閱讀選段 »
★ ★ ★ ★ ★ ★ ★

程式碼將退出歷史舞臺:像訓狗一樣訓練計算機

錢曙光發表於2016-08-10

本文為《程式設計師》原創摘譯文章,未經允許不得轉載,更多精彩文章請訂閱2016年《程式設計師》

計算機尚未出現之前,大多數經驗豐富的心理學家都以為大腦就像個不可知的黑匣子。我們可以分析物件的行為——比如著名的巴普洛夫實驗:搖響鈴鐺會讓狗分泌唾液,但思維、記憶與情感這些又如何分析呢?這些東西太過模糊、難以瞭解,遠超科學知識的理解範疇。因此這些自稱“行為學家”的科學家們將自己的工作範圍限定在對刺激和反應、反饋與強化、鈴鐺與唾液之類的研究上,他們放棄了理解思維內部運作方式的嘗試,而這樣的時日長達40年之久。

★ ★ ★ ★ ★ ★ ★

提供資料 »
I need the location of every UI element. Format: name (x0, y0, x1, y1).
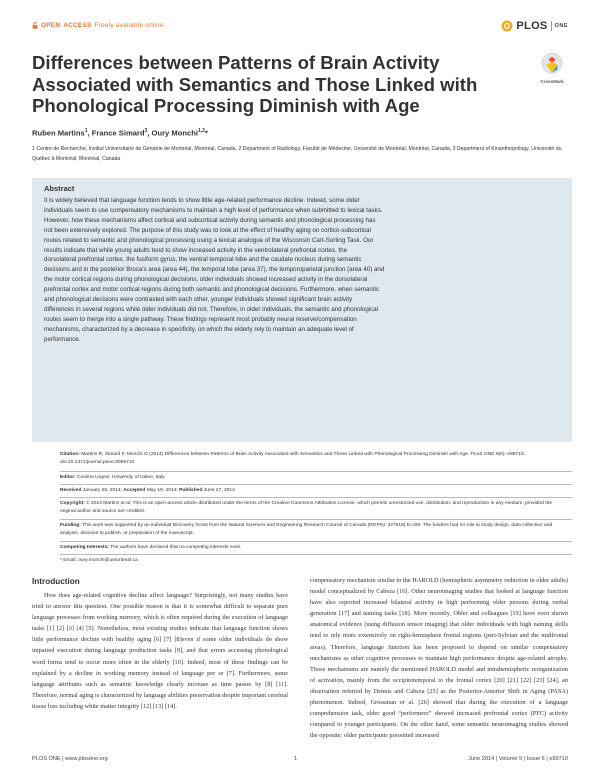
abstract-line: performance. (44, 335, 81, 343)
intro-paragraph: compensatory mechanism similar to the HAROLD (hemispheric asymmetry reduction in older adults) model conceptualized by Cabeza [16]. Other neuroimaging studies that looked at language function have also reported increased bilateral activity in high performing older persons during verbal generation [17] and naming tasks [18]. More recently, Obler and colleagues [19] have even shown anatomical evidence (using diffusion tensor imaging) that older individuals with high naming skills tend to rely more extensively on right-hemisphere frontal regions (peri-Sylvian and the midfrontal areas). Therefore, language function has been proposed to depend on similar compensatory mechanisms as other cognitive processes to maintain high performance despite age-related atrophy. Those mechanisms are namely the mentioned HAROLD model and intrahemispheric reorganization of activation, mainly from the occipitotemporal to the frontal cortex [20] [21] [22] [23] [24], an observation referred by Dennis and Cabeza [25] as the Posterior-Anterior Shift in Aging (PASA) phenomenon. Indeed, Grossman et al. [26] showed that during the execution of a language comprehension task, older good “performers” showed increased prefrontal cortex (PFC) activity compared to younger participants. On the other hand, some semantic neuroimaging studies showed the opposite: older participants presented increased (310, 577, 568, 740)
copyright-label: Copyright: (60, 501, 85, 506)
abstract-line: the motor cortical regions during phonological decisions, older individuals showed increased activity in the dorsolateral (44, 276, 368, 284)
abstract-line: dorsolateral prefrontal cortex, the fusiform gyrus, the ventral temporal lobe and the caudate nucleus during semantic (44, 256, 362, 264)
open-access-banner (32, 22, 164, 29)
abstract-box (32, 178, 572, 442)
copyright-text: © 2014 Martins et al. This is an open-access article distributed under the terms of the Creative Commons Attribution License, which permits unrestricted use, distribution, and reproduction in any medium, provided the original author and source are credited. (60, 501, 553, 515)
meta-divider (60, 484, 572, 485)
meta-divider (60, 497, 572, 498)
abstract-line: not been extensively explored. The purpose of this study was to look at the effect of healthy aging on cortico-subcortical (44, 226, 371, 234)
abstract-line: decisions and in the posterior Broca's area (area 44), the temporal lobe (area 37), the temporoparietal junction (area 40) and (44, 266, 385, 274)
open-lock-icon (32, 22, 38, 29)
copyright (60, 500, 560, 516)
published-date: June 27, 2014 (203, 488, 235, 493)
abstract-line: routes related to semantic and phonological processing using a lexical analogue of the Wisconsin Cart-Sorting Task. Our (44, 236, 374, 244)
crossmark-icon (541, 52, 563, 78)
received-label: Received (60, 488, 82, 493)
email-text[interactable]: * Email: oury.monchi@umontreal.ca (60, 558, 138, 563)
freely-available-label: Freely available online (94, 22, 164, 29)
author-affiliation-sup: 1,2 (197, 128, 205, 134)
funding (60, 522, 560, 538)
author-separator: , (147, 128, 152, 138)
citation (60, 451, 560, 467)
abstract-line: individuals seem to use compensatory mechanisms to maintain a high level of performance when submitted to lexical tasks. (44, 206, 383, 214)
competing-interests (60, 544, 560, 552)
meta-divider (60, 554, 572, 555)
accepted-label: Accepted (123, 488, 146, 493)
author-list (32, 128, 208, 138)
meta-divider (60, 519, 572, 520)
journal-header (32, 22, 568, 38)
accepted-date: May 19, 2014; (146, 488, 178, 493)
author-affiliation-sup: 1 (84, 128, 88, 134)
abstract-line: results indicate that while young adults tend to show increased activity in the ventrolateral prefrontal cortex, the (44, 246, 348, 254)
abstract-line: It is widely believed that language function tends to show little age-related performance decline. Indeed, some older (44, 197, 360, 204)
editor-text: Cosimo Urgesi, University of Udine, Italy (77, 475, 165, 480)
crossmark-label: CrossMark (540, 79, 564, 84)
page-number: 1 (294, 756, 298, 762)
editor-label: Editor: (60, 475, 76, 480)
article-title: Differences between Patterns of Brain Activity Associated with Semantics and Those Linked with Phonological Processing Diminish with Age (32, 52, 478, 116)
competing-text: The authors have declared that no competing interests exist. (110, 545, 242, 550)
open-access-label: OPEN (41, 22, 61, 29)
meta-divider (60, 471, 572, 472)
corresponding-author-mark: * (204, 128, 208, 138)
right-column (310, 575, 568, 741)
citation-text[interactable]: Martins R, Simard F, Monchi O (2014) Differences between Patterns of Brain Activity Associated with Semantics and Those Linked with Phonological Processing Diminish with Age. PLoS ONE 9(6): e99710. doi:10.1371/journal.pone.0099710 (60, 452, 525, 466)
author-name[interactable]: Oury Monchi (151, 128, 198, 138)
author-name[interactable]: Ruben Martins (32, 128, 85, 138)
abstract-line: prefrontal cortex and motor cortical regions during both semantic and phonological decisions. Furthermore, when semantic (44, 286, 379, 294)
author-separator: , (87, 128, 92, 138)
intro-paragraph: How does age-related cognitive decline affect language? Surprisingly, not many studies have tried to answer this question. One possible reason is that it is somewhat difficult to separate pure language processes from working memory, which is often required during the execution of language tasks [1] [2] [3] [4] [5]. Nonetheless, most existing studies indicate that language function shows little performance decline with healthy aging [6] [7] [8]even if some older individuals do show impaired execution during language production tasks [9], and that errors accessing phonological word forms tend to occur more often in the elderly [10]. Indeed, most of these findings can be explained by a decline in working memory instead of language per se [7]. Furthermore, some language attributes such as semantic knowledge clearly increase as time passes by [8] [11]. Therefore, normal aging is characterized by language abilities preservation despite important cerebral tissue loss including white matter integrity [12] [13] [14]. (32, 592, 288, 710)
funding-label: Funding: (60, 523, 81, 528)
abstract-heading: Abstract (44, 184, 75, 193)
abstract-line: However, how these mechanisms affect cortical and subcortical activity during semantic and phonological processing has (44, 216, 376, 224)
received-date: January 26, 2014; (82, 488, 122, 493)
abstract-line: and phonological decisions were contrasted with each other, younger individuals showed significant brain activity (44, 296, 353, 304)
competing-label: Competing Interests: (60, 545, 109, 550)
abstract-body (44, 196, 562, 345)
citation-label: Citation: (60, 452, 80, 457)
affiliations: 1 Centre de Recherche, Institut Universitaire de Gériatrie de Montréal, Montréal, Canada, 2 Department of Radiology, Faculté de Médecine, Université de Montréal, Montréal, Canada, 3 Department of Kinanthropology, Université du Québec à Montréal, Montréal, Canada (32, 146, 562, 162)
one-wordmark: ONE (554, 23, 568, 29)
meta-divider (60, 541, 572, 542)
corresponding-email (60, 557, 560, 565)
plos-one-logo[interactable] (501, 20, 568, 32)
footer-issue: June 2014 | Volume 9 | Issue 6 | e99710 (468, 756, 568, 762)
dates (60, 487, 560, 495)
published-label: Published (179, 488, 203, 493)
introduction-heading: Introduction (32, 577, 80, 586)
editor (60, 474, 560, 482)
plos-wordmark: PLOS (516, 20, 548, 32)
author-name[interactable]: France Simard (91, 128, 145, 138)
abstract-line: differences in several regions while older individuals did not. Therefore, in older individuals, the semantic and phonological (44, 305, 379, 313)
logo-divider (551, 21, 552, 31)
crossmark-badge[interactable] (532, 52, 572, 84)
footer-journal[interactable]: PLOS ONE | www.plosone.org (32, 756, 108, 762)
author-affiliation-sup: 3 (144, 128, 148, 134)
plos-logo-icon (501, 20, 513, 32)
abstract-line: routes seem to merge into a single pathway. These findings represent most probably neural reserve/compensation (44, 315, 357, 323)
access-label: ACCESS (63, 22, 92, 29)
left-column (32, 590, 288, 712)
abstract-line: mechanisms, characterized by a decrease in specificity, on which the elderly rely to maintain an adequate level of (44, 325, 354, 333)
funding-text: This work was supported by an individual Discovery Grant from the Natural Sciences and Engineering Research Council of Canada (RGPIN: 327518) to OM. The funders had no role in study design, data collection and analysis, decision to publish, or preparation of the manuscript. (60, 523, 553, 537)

★ ★ ★ ★ ★ ★ ★

任務目標 A » 請將談行為學家研究大腦的選段中從「程式碼將退出歷史舞臺:像訓狗一樣訓練計算機」起到「而這樣的時日長達40年之久。」為止（含這兩處）的文字逐字照抄。
任務目標 B » 請接著這篇談行為學家如何看待大腦的文章往下寫，從選段最後一句之後續寫。

練習結果 A »
程式碼將退出歷史舞臺:像訓狗一樣訓練計算機

錢曙光發表於2016-08-10

本文為《程式設計師》原創摘譯文章,未經允許不得轉載,更多精彩文章請訂閱2016年《程式設計師》

計算機尚未出現之前,大多數經驗豐富的心理學家都以為大腦就像個不可知的黑匣子。我們可以分析物件的行為——比如著名的巴普洛夫實驗:搖響鈴鐺會讓狗分泌唾液,但思維、記憶與情感這些又如何分析呢?這些東西太過模糊、難以瞭解,遠超科學知識的理解範疇。因此這些自稱“行為學家”的科學家們將自己的工作範圍限定在對刺激和反應、反饋與強化、鈴鐺與唾液之類的研究上,他們放棄了理解思維內部運作方式的嘗試,而這樣的時日長達40年之久。

練習結果 B »
之後到了20世紀50年代中期,一群叛逆的心理學家、語言學家、資訊理論學家以及早期的人工智慧研究學家們提出了關於思維的不同設想。他們認為:人類不僅有條件反射的行為,還能吸收處理資訊並依此行事,他們有著寫作、儲存和回憶的系統,這個系統可通過合乎邏輯的正式語法執行。大腦完全不是什麼黑匣子,而更像是計算機。

這場所謂的認知革命始於微末,但隨著計算機成為全美心理實驗室的標配之後,有更多人開始認可這種概念。到了20世紀70年代末期,認知心理學之勢壓過了行為主義,在討論心理學的問題時,也出現了全新的語言。心理學家開始按照程式的方式描述思維,普通人談起在大腦記憶庫中儲存資訊,商業大牛也煩惱於腦力頻寬與處理能力對工作的限制。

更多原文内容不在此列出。